**GIVEN PROBLEM:**
Look through the listing for the word "från". Copy each line that has it.

━━━━

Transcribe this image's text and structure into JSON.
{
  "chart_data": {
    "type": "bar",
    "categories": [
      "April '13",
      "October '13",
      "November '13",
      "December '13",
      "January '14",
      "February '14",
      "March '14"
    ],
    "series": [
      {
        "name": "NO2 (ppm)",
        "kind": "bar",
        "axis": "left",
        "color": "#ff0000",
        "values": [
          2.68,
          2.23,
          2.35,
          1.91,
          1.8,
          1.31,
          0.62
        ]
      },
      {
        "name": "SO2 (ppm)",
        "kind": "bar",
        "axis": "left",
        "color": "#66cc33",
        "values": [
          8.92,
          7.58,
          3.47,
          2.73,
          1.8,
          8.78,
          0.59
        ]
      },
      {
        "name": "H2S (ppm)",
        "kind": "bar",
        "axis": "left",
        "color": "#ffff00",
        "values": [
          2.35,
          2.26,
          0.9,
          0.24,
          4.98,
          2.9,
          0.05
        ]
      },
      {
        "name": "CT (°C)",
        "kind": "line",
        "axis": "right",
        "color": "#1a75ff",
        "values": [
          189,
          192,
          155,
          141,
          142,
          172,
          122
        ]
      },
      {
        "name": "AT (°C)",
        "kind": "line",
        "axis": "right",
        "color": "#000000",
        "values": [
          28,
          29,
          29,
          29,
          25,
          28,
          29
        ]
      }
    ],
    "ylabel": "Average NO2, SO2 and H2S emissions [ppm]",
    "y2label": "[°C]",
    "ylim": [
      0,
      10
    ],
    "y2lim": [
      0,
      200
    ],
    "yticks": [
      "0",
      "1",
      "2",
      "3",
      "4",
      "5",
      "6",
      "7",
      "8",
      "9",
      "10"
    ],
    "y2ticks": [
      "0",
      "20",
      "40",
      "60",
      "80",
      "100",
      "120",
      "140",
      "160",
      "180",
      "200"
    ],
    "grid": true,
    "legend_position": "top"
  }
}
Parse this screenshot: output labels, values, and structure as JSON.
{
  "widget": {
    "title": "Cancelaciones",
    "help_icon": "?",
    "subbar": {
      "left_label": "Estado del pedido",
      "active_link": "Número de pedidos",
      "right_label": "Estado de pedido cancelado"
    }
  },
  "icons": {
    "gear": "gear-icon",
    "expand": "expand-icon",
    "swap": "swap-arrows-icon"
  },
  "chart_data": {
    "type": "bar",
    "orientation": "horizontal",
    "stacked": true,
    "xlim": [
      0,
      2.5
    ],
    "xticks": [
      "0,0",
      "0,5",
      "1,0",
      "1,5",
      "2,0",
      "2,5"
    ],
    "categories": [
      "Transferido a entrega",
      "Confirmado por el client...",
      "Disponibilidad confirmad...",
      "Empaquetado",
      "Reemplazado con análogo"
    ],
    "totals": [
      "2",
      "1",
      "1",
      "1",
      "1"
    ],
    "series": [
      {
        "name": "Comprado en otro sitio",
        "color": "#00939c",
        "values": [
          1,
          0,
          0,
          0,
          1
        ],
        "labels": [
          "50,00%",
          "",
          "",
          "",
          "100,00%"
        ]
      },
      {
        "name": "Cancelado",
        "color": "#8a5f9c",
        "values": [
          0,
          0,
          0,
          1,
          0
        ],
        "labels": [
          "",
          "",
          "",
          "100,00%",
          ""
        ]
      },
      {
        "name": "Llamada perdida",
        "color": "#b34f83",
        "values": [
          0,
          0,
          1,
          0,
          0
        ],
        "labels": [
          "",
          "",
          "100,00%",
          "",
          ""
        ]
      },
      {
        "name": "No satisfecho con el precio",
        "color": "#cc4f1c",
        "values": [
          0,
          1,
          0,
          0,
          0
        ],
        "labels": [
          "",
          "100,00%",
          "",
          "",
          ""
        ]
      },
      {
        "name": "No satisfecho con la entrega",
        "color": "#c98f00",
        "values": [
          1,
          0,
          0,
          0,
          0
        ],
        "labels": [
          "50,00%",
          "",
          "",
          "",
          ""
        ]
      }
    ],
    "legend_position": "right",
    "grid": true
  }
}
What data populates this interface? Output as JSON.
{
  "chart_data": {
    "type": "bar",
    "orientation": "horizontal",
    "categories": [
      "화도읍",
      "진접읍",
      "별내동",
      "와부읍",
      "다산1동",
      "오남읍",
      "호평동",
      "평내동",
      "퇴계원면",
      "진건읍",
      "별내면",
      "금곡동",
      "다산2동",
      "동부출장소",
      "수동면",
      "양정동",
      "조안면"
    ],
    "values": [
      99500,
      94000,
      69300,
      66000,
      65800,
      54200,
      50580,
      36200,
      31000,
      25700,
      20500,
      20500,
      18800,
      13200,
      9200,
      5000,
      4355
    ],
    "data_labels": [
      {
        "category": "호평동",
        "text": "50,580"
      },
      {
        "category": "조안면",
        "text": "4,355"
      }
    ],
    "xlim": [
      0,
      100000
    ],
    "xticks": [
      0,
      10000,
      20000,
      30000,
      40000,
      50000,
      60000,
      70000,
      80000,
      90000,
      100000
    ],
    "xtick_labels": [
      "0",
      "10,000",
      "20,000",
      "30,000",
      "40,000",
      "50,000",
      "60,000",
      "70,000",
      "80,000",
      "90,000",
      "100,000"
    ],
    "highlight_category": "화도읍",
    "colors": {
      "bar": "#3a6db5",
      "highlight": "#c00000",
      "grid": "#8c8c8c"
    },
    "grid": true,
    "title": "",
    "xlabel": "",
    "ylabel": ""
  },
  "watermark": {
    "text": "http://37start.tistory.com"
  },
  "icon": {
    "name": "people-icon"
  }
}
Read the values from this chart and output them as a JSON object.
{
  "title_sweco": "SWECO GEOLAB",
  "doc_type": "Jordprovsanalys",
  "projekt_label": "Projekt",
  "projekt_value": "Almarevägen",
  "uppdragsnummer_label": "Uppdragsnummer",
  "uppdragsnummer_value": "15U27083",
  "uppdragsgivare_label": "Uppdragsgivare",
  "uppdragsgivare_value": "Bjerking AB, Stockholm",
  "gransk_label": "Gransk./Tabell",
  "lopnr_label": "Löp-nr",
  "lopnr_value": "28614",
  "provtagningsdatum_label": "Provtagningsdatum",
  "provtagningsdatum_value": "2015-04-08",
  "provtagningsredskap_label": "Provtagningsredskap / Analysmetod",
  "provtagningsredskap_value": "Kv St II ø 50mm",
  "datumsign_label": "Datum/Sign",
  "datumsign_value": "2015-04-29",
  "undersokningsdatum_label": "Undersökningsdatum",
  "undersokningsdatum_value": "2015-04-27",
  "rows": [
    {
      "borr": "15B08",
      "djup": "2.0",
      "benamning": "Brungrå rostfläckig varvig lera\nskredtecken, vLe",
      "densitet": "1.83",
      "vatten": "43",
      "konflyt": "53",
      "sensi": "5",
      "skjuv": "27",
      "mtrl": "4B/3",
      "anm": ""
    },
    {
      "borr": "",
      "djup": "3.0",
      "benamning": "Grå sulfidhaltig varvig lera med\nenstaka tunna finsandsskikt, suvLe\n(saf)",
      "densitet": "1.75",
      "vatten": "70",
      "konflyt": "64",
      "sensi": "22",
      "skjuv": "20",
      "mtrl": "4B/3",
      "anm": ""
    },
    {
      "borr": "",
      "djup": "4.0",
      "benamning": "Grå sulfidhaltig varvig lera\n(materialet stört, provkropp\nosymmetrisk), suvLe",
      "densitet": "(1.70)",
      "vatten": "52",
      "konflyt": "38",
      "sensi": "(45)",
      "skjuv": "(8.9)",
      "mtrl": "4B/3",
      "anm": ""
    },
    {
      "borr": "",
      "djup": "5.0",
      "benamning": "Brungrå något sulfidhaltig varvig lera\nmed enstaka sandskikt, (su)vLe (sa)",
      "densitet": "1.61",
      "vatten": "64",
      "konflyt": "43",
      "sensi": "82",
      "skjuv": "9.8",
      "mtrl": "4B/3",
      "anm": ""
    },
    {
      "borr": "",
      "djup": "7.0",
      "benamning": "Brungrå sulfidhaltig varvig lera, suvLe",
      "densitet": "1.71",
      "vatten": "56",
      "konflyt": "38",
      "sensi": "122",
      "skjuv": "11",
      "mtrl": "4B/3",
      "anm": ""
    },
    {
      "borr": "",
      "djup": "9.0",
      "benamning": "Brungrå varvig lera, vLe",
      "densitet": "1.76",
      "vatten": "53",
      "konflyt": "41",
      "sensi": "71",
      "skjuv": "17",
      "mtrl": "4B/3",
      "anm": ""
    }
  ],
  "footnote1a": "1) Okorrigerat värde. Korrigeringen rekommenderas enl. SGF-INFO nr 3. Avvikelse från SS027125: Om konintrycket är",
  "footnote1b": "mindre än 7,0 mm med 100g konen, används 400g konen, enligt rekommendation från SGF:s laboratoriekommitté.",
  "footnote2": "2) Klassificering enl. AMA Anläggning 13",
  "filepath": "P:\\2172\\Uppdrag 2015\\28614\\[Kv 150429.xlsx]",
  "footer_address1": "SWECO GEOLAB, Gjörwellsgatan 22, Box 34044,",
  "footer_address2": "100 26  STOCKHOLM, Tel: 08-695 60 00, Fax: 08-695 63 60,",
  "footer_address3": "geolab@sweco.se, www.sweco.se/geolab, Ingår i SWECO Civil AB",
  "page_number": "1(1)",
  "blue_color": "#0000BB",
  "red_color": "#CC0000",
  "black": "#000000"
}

━━━━

**SOLUTION BELOW:**
  "footnote1a": "1) Okorrigerat värde. Korrigeringen rekommenderas enl. SGF-INFO nr 3. Avvikelse från SS027125: Om konintrycket är",
  "footnote1b": "mindre än 7,0 mm med 100g konen, används 400g konen, enligt rekommendation från SGF:s laboratoriekommitté.",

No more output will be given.